*Task details*:
Convert the listing below into a numbered list, omitting blank lines and leaving out the pictures.

>> BEGIN Materials provided

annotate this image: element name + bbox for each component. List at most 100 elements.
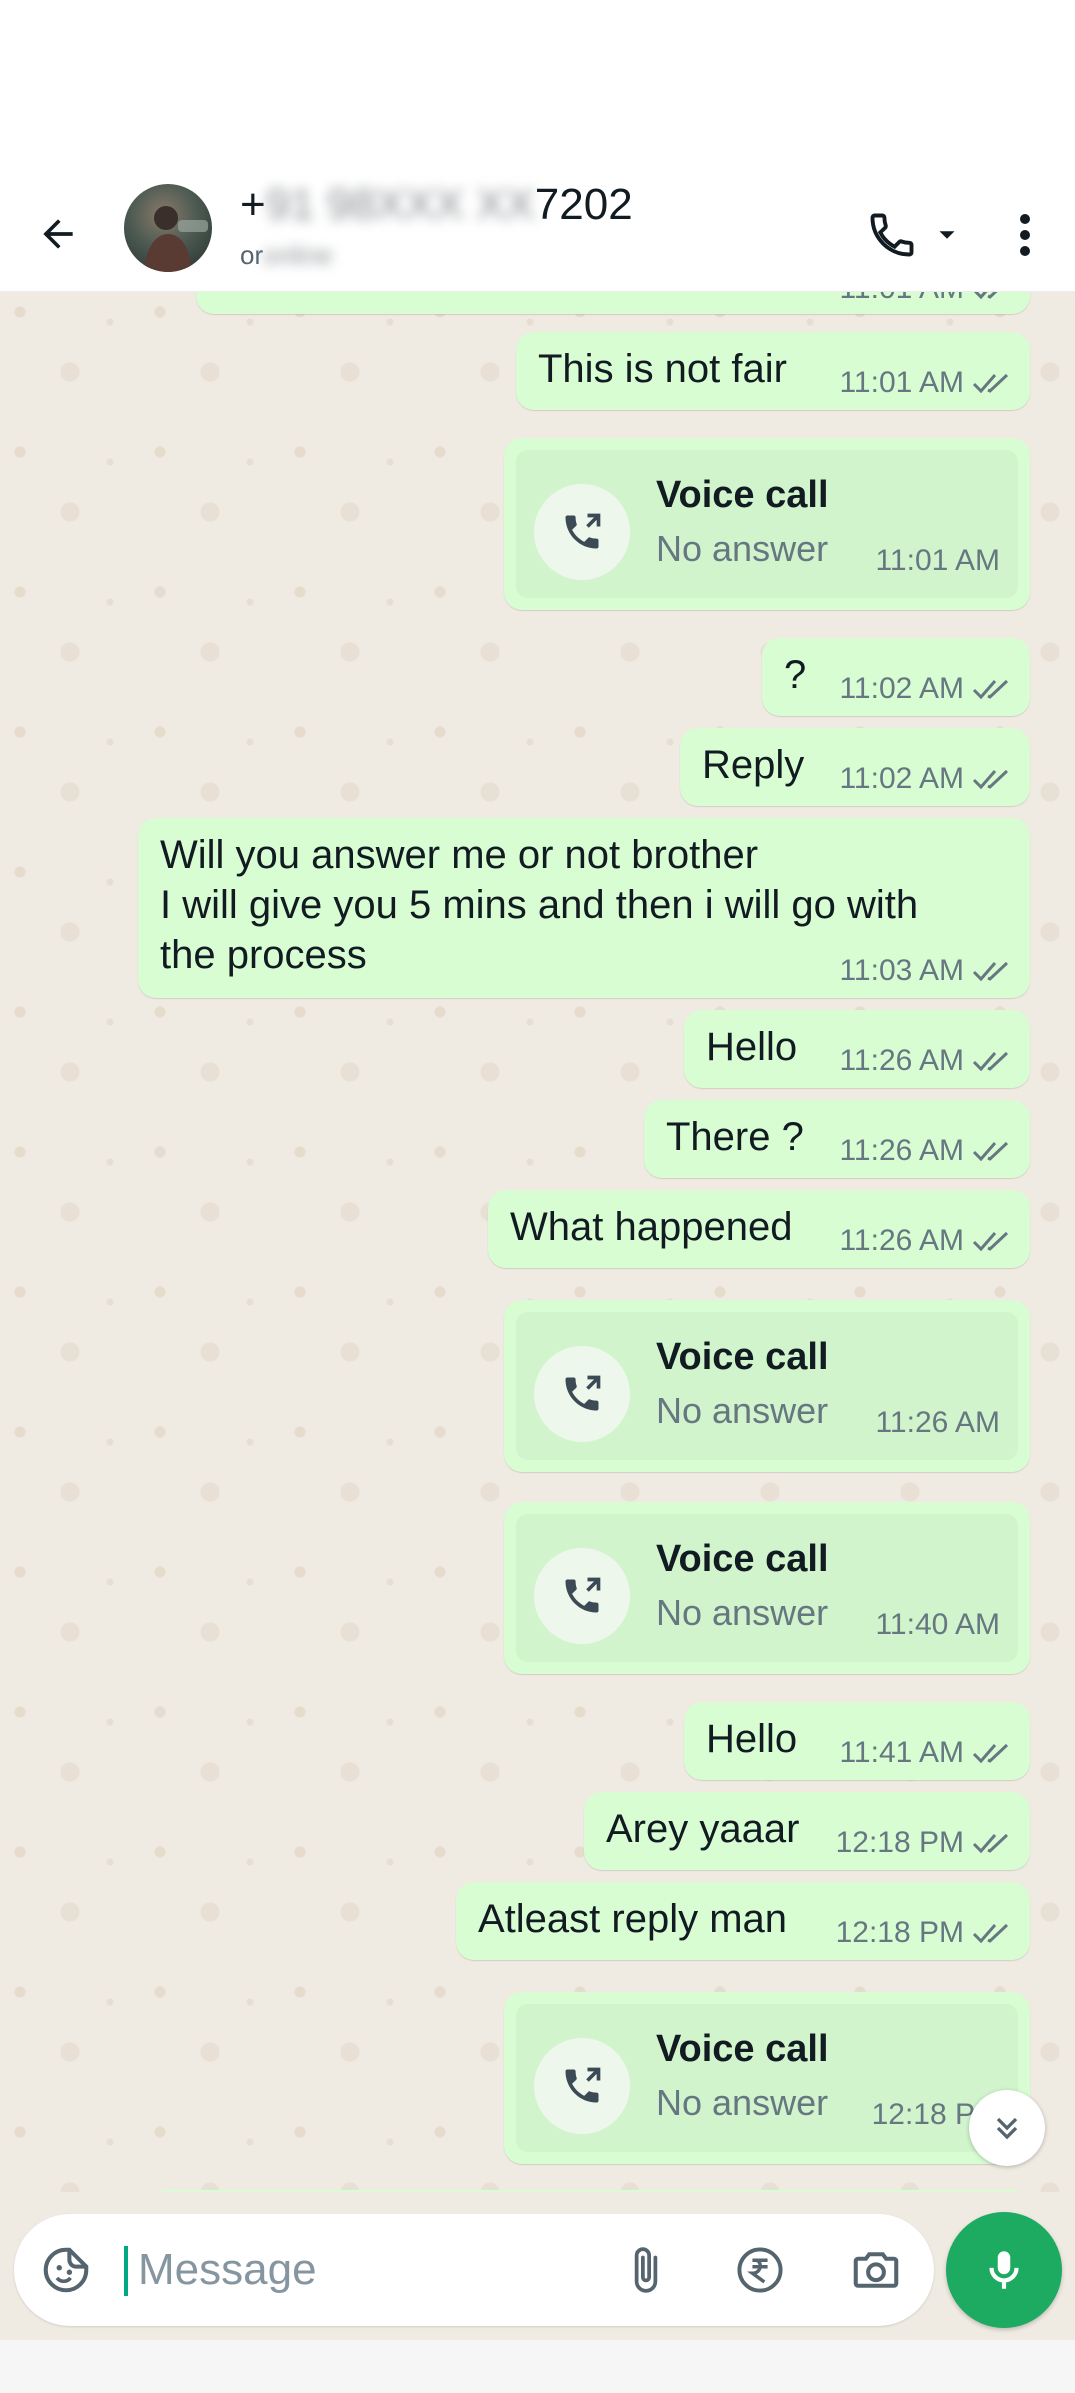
message-composer bbox=[0, 2192, 1075, 2340]
double-chevron-down-icon bbox=[996, 2117, 1018, 2140]
message-bubble[interactable]: This is not fair 11:01 AM bbox=[516, 332, 1030, 410]
status-bar bbox=[0, 0, 1075, 180]
contact-status: oronline bbox=[240, 240, 333, 270]
sticker-icon bbox=[43, 2247, 89, 2293]
phone-icon bbox=[870, 213, 914, 257]
missed-outgoing-call-icon bbox=[565, 513, 601, 549]
message-meta: 11:01 AM bbox=[839, 368, 1012, 398]
message-text: Arey yaaar bbox=[606, 1807, 800, 1851]
double-check-icon bbox=[972, 766, 1012, 792]
message-time: 11:26 AM bbox=[839, 1044, 964, 1077]
voice-call-bubble[interactable]: Voice call No answer 11:26 AM bbox=[504, 1300, 1030, 1472]
call-title: Voice call bbox=[656, 1538, 829, 1580]
message-time: 11:01 AM bbox=[839, 292, 964, 304]
message-meta: 11:26 AM bbox=[839, 1046, 1012, 1076]
more-vertical-icon bbox=[1020, 214, 1030, 256]
payment-button[interactable] bbox=[728, 2238, 792, 2302]
message-meta: 11:02 AM bbox=[839, 674, 1012, 704]
message-bubble[interactable]: What happened 11:26 AM bbox=[488, 1190, 1030, 1268]
camera-button[interactable] bbox=[844, 2238, 908, 2302]
message-input-bar bbox=[14, 2214, 934, 2326]
message-bubble[interactable]: Hello 11:41 AM bbox=[684, 1702, 1030, 1780]
paperclip-icon bbox=[634, 2247, 658, 2293]
double-check-icon bbox=[972, 1138, 1012, 1164]
message-time: 11:26 AM bbox=[839, 1134, 964, 1167]
call-title: Voice call bbox=[656, 474, 829, 516]
message-bubble[interactable]: There ? 11:26 AM bbox=[644, 1100, 1030, 1178]
double-check-icon bbox=[972, 1740, 1012, 1766]
double-check-icon bbox=[972, 676, 1012, 702]
caret-down-icon bbox=[939, 231, 955, 239]
more-options-button[interactable] bbox=[1000, 200, 1050, 270]
message-time: 11:02 AM bbox=[839, 672, 964, 705]
message-meta: 11:02 AM bbox=[839, 764, 1012, 794]
missed-outgoing-call-icon bbox=[565, 1577, 601, 1613]
message-time: 11:01 AM bbox=[875, 544, 1000, 577]
message-time: 11:26 AM bbox=[839, 1224, 964, 1257]
message-text: Reply bbox=[702, 743, 805, 787]
message-text: ? bbox=[784, 653, 807, 697]
message-text: This is not fair bbox=[538, 347, 787, 391]
message-meta: 11:26 AM bbox=[839, 1136, 1012, 1166]
system-navigation-bar bbox=[0, 2340, 1075, 2393]
message-text-line: I will give you 5 mins and then i will g… bbox=[160, 883, 919, 927]
message-meta: 12:18 PM bbox=[836, 1828, 1012, 1858]
call-title: Voice call bbox=[656, 2028, 829, 2070]
message-input[interactable] bbox=[138, 2236, 608, 2304]
double-check-icon bbox=[972, 1920, 1012, 1946]
avatar[interactable] bbox=[124, 184, 212, 272]
message-list[interactable]: 11:01 AM This is not fair 11:01 AM Voice… bbox=[0, 292, 1075, 2192]
missed-outgoing-call-icon bbox=[565, 2067, 601, 2103]
message-bubble[interactable]: Hello 11:26 AM bbox=[684, 1010, 1030, 1088]
call-icon-container bbox=[534, 484, 630, 580]
message-text: There ? bbox=[666, 1115, 804, 1159]
voice-call-button[interactable] bbox=[866, 200, 976, 270]
message-time: 12:18 PM bbox=[835, 1826, 964, 1859]
double-check-icon bbox=[972, 370, 1012, 396]
message-text: Hello bbox=[706, 1717, 798, 1761]
scroll-to-bottom-button[interactable] bbox=[969, 2090, 1045, 2166]
message-time: 11:02 AM bbox=[839, 762, 964, 795]
back-button[interactable] bbox=[28, 204, 88, 264]
contact-name[interactable]: +91 98XXX XX7202 bbox=[240, 180, 633, 230]
message-time: 11:03 AM bbox=[839, 954, 964, 987]
message-time: 11:01 AM bbox=[839, 366, 964, 399]
microphone-icon bbox=[989, 2251, 1019, 2289]
attach-button[interactable] bbox=[614, 2238, 678, 2302]
voice-call-bubble[interactable]: Voice call No answer 11:40 AM bbox=[504, 1502, 1030, 1674]
message-meta: 11:26 AM bbox=[839, 1226, 1012, 1256]
voice-call-bubble[interactable]: Voice call No answer 12:18 PM bbox=[504, 1992, 1030, 2164]
call-status: No answer bbox=[656, 528, 829, 569]
message-bubble[interactable]: Will you answer me or not brother I will… bbox=[138, 818, 1030, 998]
message-text: What happened bbox=[510, 1205, 793, 1249]
message-bubble[interactable]: Arey yaaar 12:18 PM bbox=[584, 1792, 1030, 1870]
double-check-icon bbox=[972, 1228, 1012, 1254]
message-time: 11:40 AM bbox=[875, 1608, 1000, 1641]
camera-icon bbox=[853, 2252, 899, 2288]
message-bubble[interactable]: Reply 11:02 AM bbox=[680, 728, 1030, 806]
text-cursor bbox=[124, 2246, 128, 2296]
sticker-button[interactable] bbox=[36, 2240, 96, 2300]
call-title: Voice call bbox=[656, 1336, 829, 1378]
voice-call-bubble[interactable]: Voice call No answer 11:01 AM bbox=[504, 438, 1030, 610]
arrow-left-icon bbox=[43, 219, 73, 249]
call-icon-container bbox=[534, 1346, 630, 1442]
message-text-line: Will you answer me or not brother bbox=[160, 833, 759, 877]
double-check-icon bbox=[972, 1830, 1012, 1856]
call-status: No answer bbox=[656, 2082, 829, 2123]
message-bubble[interactable]: ? 11:02 AM bbox=[762, 638, 1030, 716]
message-text: Atleast reply man bbox=[478, 1897, 788, 1941]
call-icon-container bbox=[534, 2038, 630, 2134]
message-time: 11:26 AM bbox=[875, 1406, 1000, 1439]
double-check-icon bbox=[972, 292, 1012, 302]
call-status: No answer bbox=[656, 1390, 829, 1431]
message-meta: 11:01 AM bbox=[839, 292, 1012, 304]
chat-header: +91 98XXX XX7202 oronline bbox=[0, 180, 1075, 292]
missed-outgoing-call-icon bbox=[565, 1375, 601, 1411]
rupee-icon bbox=[737, 2247, 783, 2293]
message-time: 11:41 AM bbox=[839, 1736, 964, 1769]
voice-message-button[interactable] bbox=[946, 2212, 1062, 2328]
message-bubble[interactable]: Atleast reply man 12:18 PM bbox=[456, 1882, 1030, 1960]
message-bubble-partial[interactable]: 11:01 AM bbox=[196, 292, 1030, 314]
double-check-icon bbox=[972, 1048, 1012, 1074]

>> END Materials provided

*Finished exercise*:
1. annotate this image: element name + bbox for each component. List at most 100 elements.
2. message-composer bbox=[0, 2192, 1075, 2340]
3. double-chevron-down-icon bbox=[996, 2117, 1018, 2140]
4. message-bubble[interactable]: This is not fair 11:01 AM bbox=[516, 332, 1030, 410]
5. status-bar bbox=[0, 0, 1075, 180]
6. contact-status: oronline bbox=[240, 240, 333, 270]
7. sticker-icon bbox=[43, 2247, 89, 2293]
8. phone-icon bbox=[870, 213, 914, 257]
9. missed-outgoing-call-icon bbox=[565, 513, 601, 549]
10. message-meta: 11:01 AM bbox=[839, 368, 1012, 398]
11. message-text: Arey yaaar bbox=[606, 1807, 800, 1851]
12. double-check-icon bbox=[972, 766, 1012, 792]
13. message-time: 11:26 AM bbox=[839, 1044, 964, 1077]
14. voice-call-bubble[interactable]: Voice call No answer 11:26 AM bbox=[504, 1300, 1030, 1472]
15. call-title: Voice call bbox=[656, 1538, 829, 1580]
16. message-time: 11:01 AM bbox=[839, 292, 964, 304]
17. message-meta: 11:26 AM bbox=[839, 1046, 1012, 1076]
18. more-vertical-icon bbox=[1020, 214, 1030, 256]
19. payment-button[interactable] bbox=[728, 2238, 792, 2302]
20. message-meta: 11:02 AM bbox=[839, 674, 1012, 704]
21. message-bubble[interactable]: What happened 11:26 AM bbox=[488, 1190, 1030, 1268]
22. camera-button[interactable] bbox=[844, 2238, 908, 2302]
23. message-input-bar bbox=[14, 2214, 934, 2326]
24. message-bubble[interactable]: Hello 11:41 AM bbox=[684, 1702, 1030, 1780]
25. paperclip-icon bbox=[634, 2247, 658, 2293]
26. double-check-icon bbox=[972, 1138, 1012, 1164]
27. message-time: 11:26 AM bbox=[839, 1134, 964, 1167]
28. call-title: Voice call bbox=[656, 474, 829, 516]
29. message-bubble[interactable]: There ? 11:26 AM bbox=[644, 1100, 1030, 1178]
30. double-check-icon bbox=[972, 1740, 1012, 1766]
31. double-check-icon bbox=[972, 676, 1012, 702]
32. caret-down-icon bbox=[939, 231, 955, 239]
33. more-options-button[interactable] bbox=[1000, 200, 1050, 270]
34. message-time: 11:02 AM bbox=[839, 672, 964, 705]
35. message-meta: 11:02 AM bbox=[839, 764, 1012, 794]
36. missed-outgoing-call-icon bbox=[565, 1577, 601, 1613]
37. message-time: 11:01 AM bbox=[875, 544, 1000, 577]
38. message-time: 11:26 AM bbox=[839, 1224, 964, 1257]
39. message-text: Reply bbox=[702, 743, 805, 787]
40. message-text: ? bbox=[784, 653, 807, 697]
41. message-text: This is not fair bbox=[538, 347, 787, 391]
42. message-meta: 11:26 AM bbox=[839, 1136, 1012, 1166]
43. system-navigation-bar bbox=[0, 2340, 1075, 2393]
44. message-text-line: I will give you 5 mins and then i will g… bbox=[160, 883, 919, 927]
45. message-meta: 12:18 PM bbox=[836, 1828, 1012, 1858]
46. call-title: Voice call bbox=[656, 2028, 829, 2070]
47. message-input[interactable] bbox=[138, 2236, 608, 2304]
48. double-check-icon bbox=[972, 1920, 1012, 1946]
49. avatar[interactable] bbox=[124, 184, 212, 272]
50. message-list[interactable]: 11:01 AM This is not fair 11:01 AM Voice… bbox=[0, 292, 1075, 2192]
51. missed-outgoing-call-icon bbox=[565, 2067, 601, 2103]
52. message-bubble[interactable]: Hello 11:26 AM bbox=[684, 1010, 1030, 1088]
53. call-icon-container bbox=[534, 484, 630, 580]
54. message-text: There ? bbox=[666, 1115, 804, 1159]
55. voice-call-button[interactable] bbox=[866, 200, 976, 270]
56. message-time: 12:18 PM bbox=[835, 1826, 964, 1859]
57. double-check-icon bbox=[972, 370, 1012, 396]
58. message-text: Hello bbox=[706, 1717, 798, 1761]
59. scroll-to-bottom-button[interactable] bbox=[969, 2090, 1045, 2166]
60. message-time: 11:02 AM bbox=[839, 762, 964, 795]
61. back-button[interactable] bbox=[28, 204, 88, 264]
62. contact-name[interactable]: +91 98XXX XX7202 bbox=[240, 180, 633, 230]
63. message-time: 11:03 AM bbox=[839, 954, 964, 987]
64. message-time: 11:01 AM bbox=[839, 366, 964, 399]
65. microphone-icon bbox=[989, 2251, 1019, 2289]
66. attach-button[interactable] bbox=[614, 2238, 678, 2302]
67. voice-call-bubble[interactable]: Voice call No answer 11:40 AM bbox=[504, 1502, 1030, 1674]
68. message-meta: 11:26 AM bbox=[839, 1226, 1012, 1256]
69. voice-call-bubble[interactable]: Voice call No answer 12:18 PM bbox=[504, 1992, 1030, 2164]
70. call-status: No answer bbox=[656, 528, 829, 569]
71. message-bubble[interactable]: Will you answer me or not brother I will… bbox=[138, 818, 1030, 998]
72. message-text: What happened bbox=[510, 1205, 793, 1249]
73. message-bubble[interactable]: Arey yaaar 12:18 PM bbox=[584, 1792, 1030, 1870]
74. double-check-icon bbox=[972, 1228, 1012, 1254]
75. message-time: 11:40 AM bbox=[875, 1608, 1000, 1641]
76. camera-icon bbox=[853, 2252, 899, 2288]
77. message-bubble[interactable]: Reply 11:02 AM bbox=[680, 728, 1030, 806]
78. text-cursor bbox=[124, 2246, 128, 2296]
79. sticker-button[interactable] bbox=[36, 2240, 96, 2300]
80. call-title: Voice call bbox=[656, 1336, 829, 1378]
81. voice-call-bubble[interactable]: Voice call No answer 11:01 AM bbox=[504, 438, 1030, 610]
82. arrow-left-icon bbox=[43, 219, 73, 249]
83. call-icon-container bbox=[534, 1346, 630, 1442]
84. message-text-line: Will you answer me or not brother bbox=[160, 833, 759, 877]
85. double-check-icon bbox=[972, 1830, 1012, 1856]
86. call-status: No answer bbox=[656, 2082, 829, 2123]
87. message-bubble[interactable]: ? 11:02 AM bbox=[762, 638, 1030, 716]
88. message-text: Atleast reply man bbox=[478, 1897, 788, 1941]
89. call-icon-container bbox=[534, 2038, 630, 2134]
90. message-time: 11:26 AM bbox=[875, 1406, 1000, 1439]
91. double-check-icon bbox=[972, 292, 1012, 302]
92. call-status: No answer bbox=[656, 1390, 829, 1431]
93. message-meta: 11:01 AM bbox=[839, 292, 1012, 304]
94. chat-header: +91 98XXX XX7202 oronline bbox=[0, 180, 1075, 292]
95. missed-outgoing-call-icon bbox=[565, 1375, 601, 1411]
96. rupee-icon bbox=[737, 2247, 783, 2293]
97. message-time: 11:41 AM bbox=[839, 1736, 964, 1769]
98. voice-message-button[interactable] bbox=[946, 2212, 1062, 2328]
99. message-bubble[interactable]: Atleast reply man 12:18 PM bbox=[456, 1882, 1030, 1960]
100. message-bubble-partial[interactable]: 11:01 AM bbox=[196, 292, 1030, 314]
101. double-check-icon bbox=[972, 1048, 1012, 1074]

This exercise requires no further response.